### Set problem
Reproduce the listing exactly and skip over any pictures.
Start of Records supplied
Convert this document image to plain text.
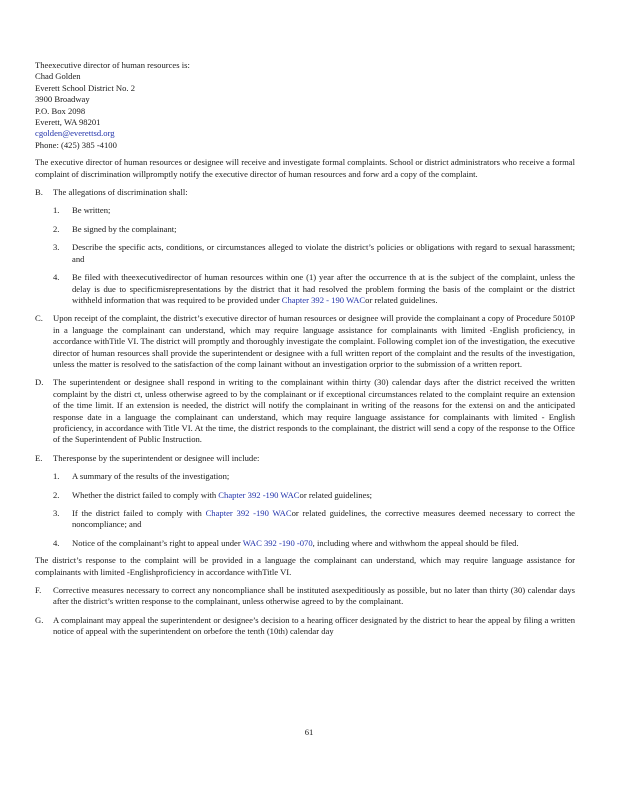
Theexecutive director of human resources is:
Chad Golden
Everett School District No. 2
3900 Broadway
P.O. Box 2098
Everett, WA 98201
cgolden@everettsd.org
Phone: (425) 385 -4100

The executive director of human resources or designee will receive and investigate formal complaints. School or district administrators who receive a formal complaint of discrimination willpromptly notify the executive director of human resources and forw ard a copy of the complaint.

B. The allegations of discrimination shall:
1. Be written;
2. Be signed by the complainant;
3. Describe the specific acts, conditions, or circumstances alleged to violate the district’s policies or obligations with regard to sexual harassment; and
4. Be filed with theexecutivedirector of human resources within one (1) year after the occurrence th at is the subject of the complaint, unless the delay is due to specificmisrepresentations by the district that it had resolved the problem forming the basis of the complaint or the district withheld information that was required to be provided under Chapter 392 - 190 WACor related guidelines.
C. Upon receipt of the complaint, the district’s executive director of human resources or designee will provide the complainant a copy of Procedure 5010P in a language the complainant can understand, which may require language assistance for complainants with limited -English proficiency, in accordance withTitle VI. The district will promptly and thoroughly investigate the complaint. Following complet ion of the investigation, the executive director of human resources shall provide the superintendent or designee with a full written report of the complaint and the results of the investigation, unless the matter is resolved to the satisfaction of the comp lainant without an investigation orprior to the submission of a written report.
D. The superintendent or designee shall respond in writing to the complainant within thirty (30) calendar days after the district received the written complaint by the distri ct, unless otherwise agreed to by the complainant or if exceptional circumstances related to the complaint require an extension of the time limit. If an extension is needed, the district will notify the complainant in writing of the reasons for the extensi on and the anticipated response date in a language the complainant can understand, which may require language assistance for complainants with limited - English proficiency, in accordance with Title VI. At the time, the district responds to the complainant, the district will send a copy of the response to the Office of the Superintendent of Public Instruction.
E. Theresponse by the superintendent or designee will include:
1. A summary of the results of the investigation;
2. Whether the district failed to comply with Chapter 392 -190 WACor related guidelines;
3. If the district failed to comply with Chapter 392 -190 WACor related guidelines, the corrective measures deemed necessary to correct the noncompliance; and
4. Notice of the complainant’s right to appeal under WAC 392 -190 -070, including where and withwhom the appeal should be filed.

The district’s response to the complaint will be provided in a language the complainant can understand, which may require language assistance for complainants with limited -Englishproficiency in accordance withTitle VI.

F. Corrective measures necessary to correct any noncompliance shall be instituted asexpeditiously as possible, but no later than thirty (30) calendar days after the district’s written response to the complainant, unless otherwise agreed to by the complainant.
G. A complainant may appeal the superintendent or designee’s decision to a hearing officer designated by the district to hear the appeal by filing a written notice of appeal with the superintendent on orbefore the tenth (10th) calendar day
61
End of Records supplied
### Result below
Convert this document image to plain text.
Theexecutive director of human resources is:
Chad Golden
Everett School District No. 2
3900 Broadway
P.O. Box 2098
Everett, WA 98201
cgolden@everettsd.org
Phone: (425) 385 -4100

The executive director of human resources or designee will receive and investigate formal complaints. School or district administrators who receive a formal complaint of discrimination willpromptly notify the executive director of human resources and forw ard a copy of the complaint.

B. The allegations of discrimination shall:
1. Be written;
2. Be signed by the complainant;
3. Describe the specific acts, conditions, or circumstances alleged to violate the district’s policies or obligations with regard to sexual harassment; and
4. Be filed with theexecutivedirector of human resources within one (1) year after the occurrence th at is the subject of the complaint, unless the delay is due to specificmisrepresentations by the district that it had resolved the problem forming the basis of the complaint or the district withheld information that was required to be provided under Chapter 392 - 190 WACor related guidelines.
C. Upon receipt of the complaint, the district’s executive director of human resources or designee will provide the complainant a copy of Procedure 5010P in a language the complainant can understand, which may require language assistance for complainants with limited -English proficiency, in accordance withTitle VI. The district will promptly and thoroughly investigate the complaint. Following complet ion of the investigation, the executive director of human resources shall provide the superintendent or designee with a full written report of the complaint and the results of the investigation, unless the matter is resolved to the satisfaction of the comp lainant without an investigation orprior to the submission of a written report.
D. The superintendent or designee shall respond in writing to the complainant within thirty (30) calendar days after the district received the written complaint by the distri ct, unless otherwise agreed to by the complainant or if exceptional circumstances related to the complaint require an extension of the time limit. If an extension is needed, the district will notify the complainant in writing of the reasons for the extensi on and the anticipated response date in a language the complainant can understand, which may require language assistance for complainants with limited - English proficiency, in accordance with Title VI. At the time, the district responds to the complainant, the district will send a copy of the response to the Office of the Superintendent of Public Instruction.
E. Theresponse by the superintendent or designee will include:
1. A summary of the results of the investigation;
2. Whether the district failed to comply with Chapter 392 -190 WACor related guidelines;
3. If the district failed to comply with Chapter 392 -190 WACor related guidelines, the corrective measures deemed necessary to correct the noncompliance; and
4. Notice of the complainant’s right to appeal under WAC 392 -190 -070, including where and withwhom the appeal should be filed.

The district’s response to the complaint will be provided in a language the complainant can understand, which may require language assistance for complainants with limited -Englishproficiency in accordance withTitle VI.

F. Corrective measures necessary to correct any noncompliance shall be instituted asexpeditiously as possible, but no later than thirty (30) calendar days after the district’s written response to the complainant, unless otherwise agreed to by the complainant.
G. A complainant may appeal the superintendent or designee’s decision to a hearing officer designated by the district to hear the appeal by filing a written notice of appeal with the superintendent on orbefore the tenth (10th) calendar day
61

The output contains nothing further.